→ Work instructions
Type every record exactly as it appears.

→ Recorded data
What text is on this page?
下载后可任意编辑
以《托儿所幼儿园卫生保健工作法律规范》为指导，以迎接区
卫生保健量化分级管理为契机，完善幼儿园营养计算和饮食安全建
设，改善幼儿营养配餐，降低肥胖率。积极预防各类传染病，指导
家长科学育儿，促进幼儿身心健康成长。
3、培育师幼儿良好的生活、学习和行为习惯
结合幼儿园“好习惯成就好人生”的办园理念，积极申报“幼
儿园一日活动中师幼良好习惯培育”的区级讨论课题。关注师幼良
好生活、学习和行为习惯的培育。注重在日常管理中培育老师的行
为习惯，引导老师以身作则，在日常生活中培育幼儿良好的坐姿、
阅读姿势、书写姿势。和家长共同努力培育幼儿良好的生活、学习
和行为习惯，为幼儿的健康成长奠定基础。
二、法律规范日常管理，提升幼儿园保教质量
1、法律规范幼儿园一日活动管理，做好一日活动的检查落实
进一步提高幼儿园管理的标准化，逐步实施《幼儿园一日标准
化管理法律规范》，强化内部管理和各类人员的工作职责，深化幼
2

→ Expected answer
What text is on this page?
下载后可任意编辑
以《托儿所幼儿园卫生保健工作法律规范》为指导，以迎接区
卫生保健量化分级管理为契机，完善幼儿园营养计算和饮食安全建
设，改善幼儿营养配餐，降低肥胖率。积极预防各类传染病，指导
家长科学育儿，促进幼儿身心健康成长。
3、培育师幼儿良好的生活、学习和行为习惯
结合幼儿园“好习惯成就好人生”的办园理念，积极申报“幼
儿园一日活动中师幼良好习惯培育”的区级讨论课题。关注师幼良
好生活、学习和行为习惯的培育。注重在日常管理中培育老师的行
为习惯，引导老师以身作则，在日常生活中培育幼儿良好的坐姿、
阅读姿势、书写姿势。和家长共同努力培育幼儿良好的生活、学习
和行为习惯，为幼儿的健康成长奠定基础。
二、法律规范日常管理，提升幼儿园保教质量
1、法律规范幼儿园一日活动管理，做好一日活动的检查落实
进一步提高幼儿园管理的标准化，逐步实施《幼儿园一日标准
化管理法律规范》，强化内部管理和各类人员的工作职责，深化幼
2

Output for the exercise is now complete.